Copy out all the lines in the records that include the word "content".

[Start Records shown]

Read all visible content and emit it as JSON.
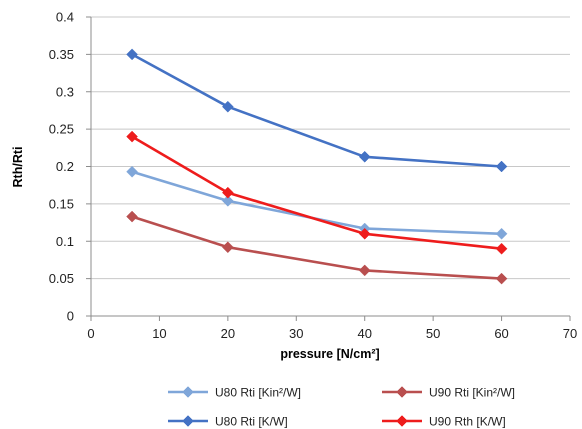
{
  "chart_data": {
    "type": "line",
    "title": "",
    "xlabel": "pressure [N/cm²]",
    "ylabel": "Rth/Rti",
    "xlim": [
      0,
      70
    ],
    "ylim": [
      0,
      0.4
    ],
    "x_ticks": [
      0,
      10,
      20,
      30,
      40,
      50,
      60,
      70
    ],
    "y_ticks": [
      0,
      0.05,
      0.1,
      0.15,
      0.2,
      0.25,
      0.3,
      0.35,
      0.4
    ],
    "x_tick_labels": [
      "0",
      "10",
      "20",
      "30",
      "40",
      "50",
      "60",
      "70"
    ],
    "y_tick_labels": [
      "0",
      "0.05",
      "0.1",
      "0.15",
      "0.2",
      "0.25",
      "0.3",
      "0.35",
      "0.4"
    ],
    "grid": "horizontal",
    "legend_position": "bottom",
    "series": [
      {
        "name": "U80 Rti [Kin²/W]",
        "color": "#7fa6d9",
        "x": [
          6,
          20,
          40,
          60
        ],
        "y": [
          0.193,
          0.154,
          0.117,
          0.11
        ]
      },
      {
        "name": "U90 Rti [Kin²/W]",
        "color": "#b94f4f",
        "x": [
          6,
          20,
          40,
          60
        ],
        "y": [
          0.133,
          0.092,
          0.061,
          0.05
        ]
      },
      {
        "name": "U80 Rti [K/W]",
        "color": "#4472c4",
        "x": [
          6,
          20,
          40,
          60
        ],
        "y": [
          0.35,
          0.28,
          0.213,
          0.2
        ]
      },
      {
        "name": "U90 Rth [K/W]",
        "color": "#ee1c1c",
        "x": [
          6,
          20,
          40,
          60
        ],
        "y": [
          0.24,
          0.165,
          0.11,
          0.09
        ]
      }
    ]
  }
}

[End Records shown]
[Start Records shown]

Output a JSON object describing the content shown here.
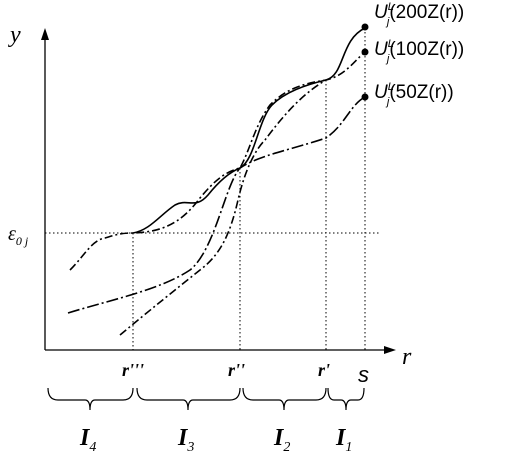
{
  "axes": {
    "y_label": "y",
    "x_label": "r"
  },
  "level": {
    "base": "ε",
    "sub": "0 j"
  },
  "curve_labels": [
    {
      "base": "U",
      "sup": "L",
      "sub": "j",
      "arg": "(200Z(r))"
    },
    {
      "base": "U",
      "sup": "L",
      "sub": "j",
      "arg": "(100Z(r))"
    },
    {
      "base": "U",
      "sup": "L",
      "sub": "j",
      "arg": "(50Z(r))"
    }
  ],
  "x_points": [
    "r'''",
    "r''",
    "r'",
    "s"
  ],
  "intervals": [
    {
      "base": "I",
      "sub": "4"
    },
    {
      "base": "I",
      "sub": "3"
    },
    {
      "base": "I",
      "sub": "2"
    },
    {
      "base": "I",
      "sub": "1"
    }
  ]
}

[End Records shown]

# Task response
Read all visible content and emit it as JSON.
Output a JSON object describing the content shown here.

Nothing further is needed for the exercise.